| What the task asks |
All of the lines below are to be transcribed faithfully, with pictures excluded from the copy.

Dataset items:
• • • • • • •

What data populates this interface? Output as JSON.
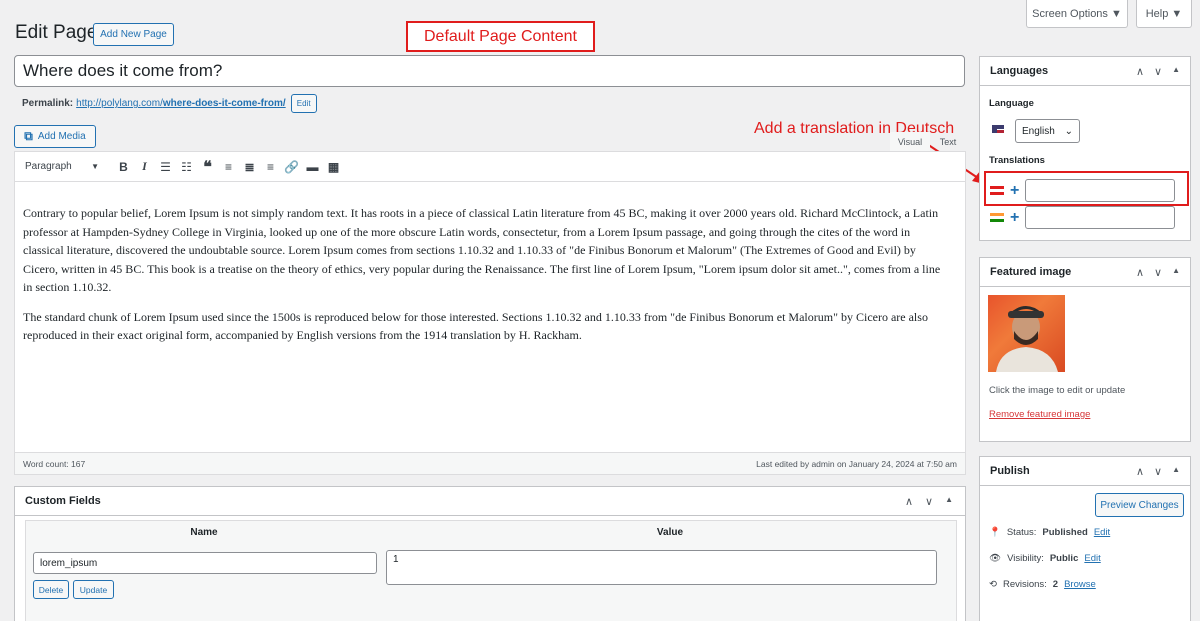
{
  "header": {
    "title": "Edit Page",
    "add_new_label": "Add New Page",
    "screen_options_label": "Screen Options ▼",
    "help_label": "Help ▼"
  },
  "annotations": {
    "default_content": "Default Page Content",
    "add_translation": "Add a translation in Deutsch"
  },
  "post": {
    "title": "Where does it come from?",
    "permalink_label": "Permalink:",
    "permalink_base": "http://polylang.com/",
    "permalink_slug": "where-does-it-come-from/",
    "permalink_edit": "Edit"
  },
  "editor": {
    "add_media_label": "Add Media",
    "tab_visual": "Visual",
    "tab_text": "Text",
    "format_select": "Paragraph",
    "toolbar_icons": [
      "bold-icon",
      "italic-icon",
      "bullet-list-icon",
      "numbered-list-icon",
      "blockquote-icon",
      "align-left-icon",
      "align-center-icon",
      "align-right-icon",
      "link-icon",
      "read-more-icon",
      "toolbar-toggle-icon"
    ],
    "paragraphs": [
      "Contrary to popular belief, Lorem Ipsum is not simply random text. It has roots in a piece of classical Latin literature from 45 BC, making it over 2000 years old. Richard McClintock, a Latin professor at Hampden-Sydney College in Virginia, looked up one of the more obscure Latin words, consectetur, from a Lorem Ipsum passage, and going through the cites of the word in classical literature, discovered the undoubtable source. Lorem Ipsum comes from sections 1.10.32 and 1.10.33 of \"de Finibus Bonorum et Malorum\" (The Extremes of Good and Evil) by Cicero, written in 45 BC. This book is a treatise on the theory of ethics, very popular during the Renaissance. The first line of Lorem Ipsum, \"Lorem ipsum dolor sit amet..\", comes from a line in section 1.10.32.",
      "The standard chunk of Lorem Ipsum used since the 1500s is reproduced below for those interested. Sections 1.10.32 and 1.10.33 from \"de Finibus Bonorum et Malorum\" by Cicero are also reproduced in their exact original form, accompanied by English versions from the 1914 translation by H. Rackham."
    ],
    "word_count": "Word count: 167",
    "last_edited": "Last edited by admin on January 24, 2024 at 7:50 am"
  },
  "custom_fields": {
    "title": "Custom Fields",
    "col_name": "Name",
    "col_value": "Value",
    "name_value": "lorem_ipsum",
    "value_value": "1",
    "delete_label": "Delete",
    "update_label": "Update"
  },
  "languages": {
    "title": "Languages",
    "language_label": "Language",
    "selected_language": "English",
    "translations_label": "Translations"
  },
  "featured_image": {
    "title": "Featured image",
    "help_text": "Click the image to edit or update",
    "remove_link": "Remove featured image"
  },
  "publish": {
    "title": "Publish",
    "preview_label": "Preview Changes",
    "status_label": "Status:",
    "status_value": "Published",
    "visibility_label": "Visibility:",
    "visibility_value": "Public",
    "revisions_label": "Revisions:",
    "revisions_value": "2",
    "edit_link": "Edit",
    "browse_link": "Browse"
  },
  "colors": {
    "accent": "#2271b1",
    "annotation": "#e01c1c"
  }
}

• • • • • • •

| Exercise answer |
What data populates this interface? Output as JSON.
{
  "header": {
    "title": "Edit Page",
    "add_new_label": "Add New Page",
    "screen_options_label": "Screen Options ▼",
    "help_label": "Help ▼"
  },
  "annotations": {
    "default_content": "Default Page Content",
    "add_translation": "Add a translation in Deutsch"
  },
  "post": {
    "title": "Where does it come from?",
    "permalink_label": "Permalink:",
    "permalink_base": "http://polylang.com/",
    "permalink_slug": "where-does-it-come-from/",
    "permalink_edit": "Edit"
  },
  "editor": {
    "add_media_label": "Add Media",
    "tab_visual": "Visual",
    "tab_text": "Text",
    "format_select": "Paragraph",
    "toolbar_icons": [
      "bold-icon",
      "italic-icon",
      "bullet-list-icon",
      "numbered-list-icon",
      "blockquote-icon",
      "align-left-icon",
      "align-center-icon",
      "align-right-icon",
      "link-icon",
      "read-more-icon",
      "toolbar-toggle-icon"
    ],
    "paragraphs": [
      "Contrary to popular belief, Lorem Ipsum is not simply random text. It has roots in a piece of classical Latin literature from 45 BC, making it over 2000 years old. Richard McClintock, a Latin professor at Hampden-Sydney College in Virginia, looked up one of the more obscure Latin words, consectetur, from a Lorem Ipsum passage, and going through the cites of the word in classical literature, discovered the undoubtable source. Lorem Ipsum comes from sections 1.10.32 and 1.10.33 of \"de Finibus Bonorum et Malorum\" (The Extremes of Good and Evil) by Cicero, written in 45 BC. This book is a treatise on the theory of ethics, very popular during the Renaissance. The first line of Lorem Ipsum, \"Lorem ipsum dolor sit amet..\", comes from a line in section 1.10.32.",
      "The standard chunk of Lorem Ipsum used since the 1500s is reproduced below for those interested. Sections 1.10.32 and 1.10.33 from \"de Finibus Bonorum et Malorum\" by Cicero are also reproduced in their exact original form, accompanied by English versions from the 1914 translation by H. Rackham."
    ],
    "word_count": "Word count: 167",
    "last_edited": "Last edited by admin on January 24, 2024 at 7:50 am"
  },
  "custom_fields": {
    "title": "Custom Fields",
    "col_name": "Name",
    "col_value": "Value",
    "name_value": "lorem_ipsum",
    "value_value": "1",
    "delete_label": "Delete",
    "update_label": "Update"
  },
  "languages": {
    "title": "Languages",
    "language_label": "Language",
    "selected_language": "English",
    "translations_label": "Translations"
  },
  "featured_image": {
    "title": "Featured image",
    "help_text": "Click the image to edit or update",
    "remove_link": "Remove featured image"
  },
  "publish": {
    "title": "Publish",
    "preview_label": "Preview Changes",
    "status_label": "Status:",
    "status_value": "Published",
    "visibility_label": "Visibility:",
    "visibility_value": "Public",
    "revisions_label": "Revisions:",
    "revisions_value": "2",
    "edit_link": "Edit",
    "browse_link": "Browse"
  },
  "colors": {
    "accent": "#2271b1",
    "annotation": "#e01c1c"
  }
}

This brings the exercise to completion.